TASK TO COMPLETE:
Where the word "this" occurs in a line, return that line.

PROVIDED RECORDS:
**********
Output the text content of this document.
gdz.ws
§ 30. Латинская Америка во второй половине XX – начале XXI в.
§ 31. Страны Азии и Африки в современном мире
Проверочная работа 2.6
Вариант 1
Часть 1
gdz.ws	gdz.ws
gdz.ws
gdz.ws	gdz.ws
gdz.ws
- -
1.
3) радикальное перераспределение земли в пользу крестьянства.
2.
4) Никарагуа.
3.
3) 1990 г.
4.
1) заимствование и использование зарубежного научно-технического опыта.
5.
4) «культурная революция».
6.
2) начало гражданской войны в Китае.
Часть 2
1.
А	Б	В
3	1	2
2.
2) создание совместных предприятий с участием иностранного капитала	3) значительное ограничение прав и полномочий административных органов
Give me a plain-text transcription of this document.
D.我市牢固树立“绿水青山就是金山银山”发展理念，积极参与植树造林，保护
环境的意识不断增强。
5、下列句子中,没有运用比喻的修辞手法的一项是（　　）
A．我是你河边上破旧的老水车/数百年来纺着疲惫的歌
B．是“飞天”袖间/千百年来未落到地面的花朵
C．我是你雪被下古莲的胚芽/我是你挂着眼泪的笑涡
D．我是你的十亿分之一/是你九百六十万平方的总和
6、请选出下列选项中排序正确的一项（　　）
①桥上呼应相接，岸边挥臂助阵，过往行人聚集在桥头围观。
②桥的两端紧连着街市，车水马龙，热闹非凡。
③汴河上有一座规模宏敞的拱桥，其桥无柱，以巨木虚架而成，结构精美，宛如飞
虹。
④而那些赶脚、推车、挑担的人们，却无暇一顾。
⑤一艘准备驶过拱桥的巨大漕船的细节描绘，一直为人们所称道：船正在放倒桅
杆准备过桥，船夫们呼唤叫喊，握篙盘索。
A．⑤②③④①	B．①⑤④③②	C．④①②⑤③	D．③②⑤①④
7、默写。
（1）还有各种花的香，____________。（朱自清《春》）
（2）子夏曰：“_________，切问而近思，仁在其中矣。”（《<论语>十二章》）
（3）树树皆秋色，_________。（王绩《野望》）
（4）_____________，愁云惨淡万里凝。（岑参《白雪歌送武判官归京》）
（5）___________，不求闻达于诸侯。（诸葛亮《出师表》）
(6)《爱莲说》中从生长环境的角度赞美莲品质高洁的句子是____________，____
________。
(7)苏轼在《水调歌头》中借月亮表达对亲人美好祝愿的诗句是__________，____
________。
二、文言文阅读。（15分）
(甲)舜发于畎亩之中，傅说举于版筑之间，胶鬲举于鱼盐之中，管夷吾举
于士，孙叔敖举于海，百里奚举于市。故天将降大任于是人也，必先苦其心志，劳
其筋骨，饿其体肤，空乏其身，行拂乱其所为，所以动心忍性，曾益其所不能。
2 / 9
**********
TASK SOLUTION:
Output the text content of this document.
Give me a plain-text transcription of this document.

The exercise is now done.